## Exercise set
**A)** Decide whether each statement agrees with the Paranormal Activity 3 review, answering yes or no and quoting the deciding words from the review: (i) The reviewer re-watched Paranormal Activity 2 in the two days before seeing the third film. (ii) The reviewer was disappointed by Paranormal Activity 3. (iii) Dennis sets up cameras after an attempted sex tape reveals a paranormal occurrence.
**B)** Resume the Paranormal Activity 3 review below, writing on from its last sentence.

## Supplied passage
=== Begin Enclosure ===

DVD REVIEW: Paranormal Activity 3

Having spent the two days prior to watching the film re-watching Paranormal Activity 2, discussing I think every possible plot line and possiDbility for the third film and generally working ourselves into an over-enthused frenzy, I think it’s fair to say my horror nerd boyfriend and I were rather excited about Paranormal Activity 3.

I also think it’s fair to say that we were not disappointed.

 Paranormal Activity 3 takes us back to the very beginning of the story. We've seen sisters Katy and Kristy terrorised by ghostly activity in the first two films, and we're now introduced to their younger selves. Through them we meet their mother Julie, her boyfriend Dennis, who, as a budding filmmaker, decides to set up cameras after an attempted sex tape reveals a paranormal occurrence, and we also meet the family matriarch in the form of the girls’ grandmother.

=== End Enclosure ===

(Data for recognizing document structure)
=== Begin Enclosure ===

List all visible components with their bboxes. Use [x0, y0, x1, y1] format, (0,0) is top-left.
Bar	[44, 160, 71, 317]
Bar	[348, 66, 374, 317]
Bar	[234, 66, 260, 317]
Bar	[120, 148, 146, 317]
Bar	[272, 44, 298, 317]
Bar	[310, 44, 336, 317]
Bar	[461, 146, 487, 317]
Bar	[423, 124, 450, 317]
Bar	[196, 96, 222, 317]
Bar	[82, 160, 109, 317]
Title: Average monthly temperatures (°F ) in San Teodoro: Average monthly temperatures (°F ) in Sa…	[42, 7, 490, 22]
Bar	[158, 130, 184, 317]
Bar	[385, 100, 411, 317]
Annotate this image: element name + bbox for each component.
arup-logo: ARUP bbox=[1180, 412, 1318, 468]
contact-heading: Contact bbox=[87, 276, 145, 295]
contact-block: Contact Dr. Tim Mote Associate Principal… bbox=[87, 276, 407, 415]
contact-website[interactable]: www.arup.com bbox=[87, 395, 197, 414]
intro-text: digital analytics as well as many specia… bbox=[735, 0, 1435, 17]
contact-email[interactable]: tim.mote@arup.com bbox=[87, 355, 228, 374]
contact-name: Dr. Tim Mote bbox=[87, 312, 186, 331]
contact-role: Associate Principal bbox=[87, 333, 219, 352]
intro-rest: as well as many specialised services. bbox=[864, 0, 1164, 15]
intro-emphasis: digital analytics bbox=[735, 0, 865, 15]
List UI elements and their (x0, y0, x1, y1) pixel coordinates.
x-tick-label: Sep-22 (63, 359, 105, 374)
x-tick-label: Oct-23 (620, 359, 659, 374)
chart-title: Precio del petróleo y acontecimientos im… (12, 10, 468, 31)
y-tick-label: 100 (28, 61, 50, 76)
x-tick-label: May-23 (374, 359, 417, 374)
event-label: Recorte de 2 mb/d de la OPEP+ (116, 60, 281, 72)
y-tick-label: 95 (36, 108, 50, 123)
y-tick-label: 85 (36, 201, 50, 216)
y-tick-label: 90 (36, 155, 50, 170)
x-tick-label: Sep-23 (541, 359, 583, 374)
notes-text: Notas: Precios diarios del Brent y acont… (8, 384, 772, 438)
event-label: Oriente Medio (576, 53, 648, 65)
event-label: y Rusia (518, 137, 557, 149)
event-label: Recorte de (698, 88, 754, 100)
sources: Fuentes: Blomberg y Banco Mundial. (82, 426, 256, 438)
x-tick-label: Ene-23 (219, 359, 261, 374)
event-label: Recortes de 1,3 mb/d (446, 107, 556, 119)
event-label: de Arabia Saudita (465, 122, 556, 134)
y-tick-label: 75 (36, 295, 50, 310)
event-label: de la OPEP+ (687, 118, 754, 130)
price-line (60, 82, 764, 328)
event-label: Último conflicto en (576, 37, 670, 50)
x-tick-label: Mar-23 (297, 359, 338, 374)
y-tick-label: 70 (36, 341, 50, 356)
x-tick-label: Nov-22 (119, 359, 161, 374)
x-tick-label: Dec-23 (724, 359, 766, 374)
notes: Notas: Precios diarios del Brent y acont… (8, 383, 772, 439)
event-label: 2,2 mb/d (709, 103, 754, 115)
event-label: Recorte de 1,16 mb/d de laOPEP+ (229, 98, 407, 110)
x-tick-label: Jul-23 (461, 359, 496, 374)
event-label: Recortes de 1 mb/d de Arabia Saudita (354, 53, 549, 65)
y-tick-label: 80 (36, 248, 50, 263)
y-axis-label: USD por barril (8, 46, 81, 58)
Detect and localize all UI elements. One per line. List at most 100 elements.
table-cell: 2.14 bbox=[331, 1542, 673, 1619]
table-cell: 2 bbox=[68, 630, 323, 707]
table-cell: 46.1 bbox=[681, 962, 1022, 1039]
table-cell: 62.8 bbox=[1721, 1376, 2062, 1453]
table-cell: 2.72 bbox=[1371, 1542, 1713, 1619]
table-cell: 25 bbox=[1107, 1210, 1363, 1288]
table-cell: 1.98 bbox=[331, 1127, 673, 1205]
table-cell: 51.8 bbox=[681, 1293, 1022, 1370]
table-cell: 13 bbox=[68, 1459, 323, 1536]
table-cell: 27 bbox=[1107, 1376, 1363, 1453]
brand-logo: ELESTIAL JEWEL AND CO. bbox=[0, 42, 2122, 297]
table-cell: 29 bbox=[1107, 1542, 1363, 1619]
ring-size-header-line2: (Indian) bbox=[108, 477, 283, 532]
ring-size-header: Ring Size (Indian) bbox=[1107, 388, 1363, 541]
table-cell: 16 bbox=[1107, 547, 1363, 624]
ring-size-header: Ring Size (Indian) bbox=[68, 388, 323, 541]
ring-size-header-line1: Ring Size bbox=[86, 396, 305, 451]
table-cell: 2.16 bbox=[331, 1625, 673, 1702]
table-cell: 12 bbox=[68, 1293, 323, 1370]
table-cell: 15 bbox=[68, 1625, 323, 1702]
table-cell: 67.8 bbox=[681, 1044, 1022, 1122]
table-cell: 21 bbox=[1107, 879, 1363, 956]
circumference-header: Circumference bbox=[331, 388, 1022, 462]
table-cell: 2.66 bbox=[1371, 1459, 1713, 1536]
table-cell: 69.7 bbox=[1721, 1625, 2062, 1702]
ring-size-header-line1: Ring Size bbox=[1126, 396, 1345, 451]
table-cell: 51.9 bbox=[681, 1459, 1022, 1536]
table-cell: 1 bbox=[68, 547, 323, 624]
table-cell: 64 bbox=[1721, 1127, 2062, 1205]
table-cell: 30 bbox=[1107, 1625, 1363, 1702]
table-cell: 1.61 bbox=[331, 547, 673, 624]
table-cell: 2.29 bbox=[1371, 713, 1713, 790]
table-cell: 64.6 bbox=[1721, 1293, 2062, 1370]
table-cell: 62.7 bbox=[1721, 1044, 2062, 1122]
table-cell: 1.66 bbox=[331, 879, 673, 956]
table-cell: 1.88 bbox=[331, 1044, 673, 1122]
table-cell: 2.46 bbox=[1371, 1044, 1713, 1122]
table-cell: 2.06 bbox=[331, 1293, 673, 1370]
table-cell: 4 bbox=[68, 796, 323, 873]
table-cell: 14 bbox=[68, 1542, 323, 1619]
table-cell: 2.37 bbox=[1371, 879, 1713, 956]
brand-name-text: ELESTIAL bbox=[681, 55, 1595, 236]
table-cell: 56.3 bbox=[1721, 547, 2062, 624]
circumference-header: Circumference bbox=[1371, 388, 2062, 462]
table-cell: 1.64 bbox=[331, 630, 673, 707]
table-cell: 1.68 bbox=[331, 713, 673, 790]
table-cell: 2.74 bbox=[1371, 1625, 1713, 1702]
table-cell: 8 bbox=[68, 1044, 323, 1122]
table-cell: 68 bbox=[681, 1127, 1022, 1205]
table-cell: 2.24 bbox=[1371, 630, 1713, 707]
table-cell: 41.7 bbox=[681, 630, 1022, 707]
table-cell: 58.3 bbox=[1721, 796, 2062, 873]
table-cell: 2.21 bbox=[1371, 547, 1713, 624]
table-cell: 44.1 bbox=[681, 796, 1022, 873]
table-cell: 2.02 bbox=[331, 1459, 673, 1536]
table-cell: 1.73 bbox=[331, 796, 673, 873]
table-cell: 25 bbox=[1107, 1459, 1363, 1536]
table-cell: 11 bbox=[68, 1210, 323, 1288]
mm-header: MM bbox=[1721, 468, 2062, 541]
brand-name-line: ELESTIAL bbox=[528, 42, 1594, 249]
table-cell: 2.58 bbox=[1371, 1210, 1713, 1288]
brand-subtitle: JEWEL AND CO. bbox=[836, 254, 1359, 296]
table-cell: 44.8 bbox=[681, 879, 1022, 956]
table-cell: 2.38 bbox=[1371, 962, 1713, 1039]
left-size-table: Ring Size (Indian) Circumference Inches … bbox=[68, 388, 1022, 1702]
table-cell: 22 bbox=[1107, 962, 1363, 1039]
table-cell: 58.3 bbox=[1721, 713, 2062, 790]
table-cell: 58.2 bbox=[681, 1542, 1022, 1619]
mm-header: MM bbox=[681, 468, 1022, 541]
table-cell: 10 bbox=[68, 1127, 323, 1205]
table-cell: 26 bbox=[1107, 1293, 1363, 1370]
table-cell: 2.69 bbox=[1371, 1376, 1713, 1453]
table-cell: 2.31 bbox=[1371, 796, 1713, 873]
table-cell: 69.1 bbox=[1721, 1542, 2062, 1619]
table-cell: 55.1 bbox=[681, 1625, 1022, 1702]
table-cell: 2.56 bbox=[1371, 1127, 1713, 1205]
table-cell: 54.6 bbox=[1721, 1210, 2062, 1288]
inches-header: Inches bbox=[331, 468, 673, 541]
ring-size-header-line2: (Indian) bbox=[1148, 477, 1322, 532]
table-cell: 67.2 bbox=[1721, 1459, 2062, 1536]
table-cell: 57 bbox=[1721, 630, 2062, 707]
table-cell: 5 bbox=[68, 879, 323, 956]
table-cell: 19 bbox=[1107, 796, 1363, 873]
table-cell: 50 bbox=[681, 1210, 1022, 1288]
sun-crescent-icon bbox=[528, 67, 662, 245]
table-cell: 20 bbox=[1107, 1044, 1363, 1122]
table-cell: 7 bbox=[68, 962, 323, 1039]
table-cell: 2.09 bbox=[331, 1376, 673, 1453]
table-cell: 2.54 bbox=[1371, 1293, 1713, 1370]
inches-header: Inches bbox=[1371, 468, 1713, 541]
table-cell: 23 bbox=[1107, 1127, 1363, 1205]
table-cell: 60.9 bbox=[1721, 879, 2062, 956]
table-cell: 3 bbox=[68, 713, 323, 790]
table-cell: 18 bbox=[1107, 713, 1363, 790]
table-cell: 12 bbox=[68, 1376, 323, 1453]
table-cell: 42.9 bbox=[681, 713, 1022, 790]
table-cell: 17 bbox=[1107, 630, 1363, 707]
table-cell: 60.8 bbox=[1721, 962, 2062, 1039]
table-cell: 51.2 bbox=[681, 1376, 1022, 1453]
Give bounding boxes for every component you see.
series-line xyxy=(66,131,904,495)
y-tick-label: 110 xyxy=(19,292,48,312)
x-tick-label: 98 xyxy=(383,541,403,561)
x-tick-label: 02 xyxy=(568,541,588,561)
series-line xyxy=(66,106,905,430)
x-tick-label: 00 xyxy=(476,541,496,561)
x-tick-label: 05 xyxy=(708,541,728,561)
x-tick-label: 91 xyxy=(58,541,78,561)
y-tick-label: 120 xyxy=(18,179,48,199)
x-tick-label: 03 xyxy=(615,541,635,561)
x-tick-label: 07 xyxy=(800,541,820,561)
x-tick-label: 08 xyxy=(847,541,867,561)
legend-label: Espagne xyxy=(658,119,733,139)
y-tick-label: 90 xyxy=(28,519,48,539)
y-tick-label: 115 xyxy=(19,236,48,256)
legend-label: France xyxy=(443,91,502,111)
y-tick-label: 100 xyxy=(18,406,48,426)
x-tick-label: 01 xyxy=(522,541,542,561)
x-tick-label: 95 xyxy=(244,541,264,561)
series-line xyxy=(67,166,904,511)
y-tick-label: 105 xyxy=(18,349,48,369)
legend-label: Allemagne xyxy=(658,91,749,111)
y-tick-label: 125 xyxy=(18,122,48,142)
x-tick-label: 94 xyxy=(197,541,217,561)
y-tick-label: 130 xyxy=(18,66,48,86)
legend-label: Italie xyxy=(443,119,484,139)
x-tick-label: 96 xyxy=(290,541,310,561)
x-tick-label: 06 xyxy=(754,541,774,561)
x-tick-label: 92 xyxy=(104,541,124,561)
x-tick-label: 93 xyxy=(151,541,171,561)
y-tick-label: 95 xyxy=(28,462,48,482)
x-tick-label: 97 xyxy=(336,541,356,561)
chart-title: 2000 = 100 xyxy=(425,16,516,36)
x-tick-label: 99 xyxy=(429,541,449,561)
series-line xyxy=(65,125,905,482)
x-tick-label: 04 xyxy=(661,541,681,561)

=== End Enclosure ===

## Responses for each task
**A)**
(i) Yes: "Having spent the two days prior to watching the film re-watching Paranormal Activity 2"
(ii) No: "we were not disappointed."
(iii) Yes: "decides to set up cameras after an attempted sex tape reveals a paranormal occurrence"

**B)**
We watch as  Kristy begins communication with a sinister imaginary friend named Toby, whom we suspect from the outset to be the terrifiying demonic presence of the girls’ later lives.  Knowing as we do that a devilish, distinctly Faustian pact has gone on at some point in the accursed family’s history, and having met several new characters, the film takes on the lovely new level of a whodunit, as we puzzle over who the original soul seller might have been.

Never mind all that, is it actually scary? I hear you ask. And yes, I think it is. Perhaps even more so than its predecessors. Having collaborated with the team behind the hugely successful Saw films, on the gorgeously in- your- face haunted-  house horror Insidious last year, it is no surprise that the scares of Paranormal Activity 3 are far more visual than anything we have seen from the franchise before. As well as knocking you sick and terrifying you almost out of your seat at times, this play to the visual allows for a far more sadistic, and I'd even say a self referentially comic angle to the scares. There is one moment in particular which illustrates this, and all I will say here is that it is particularly ingenius...and that it involves a sheet.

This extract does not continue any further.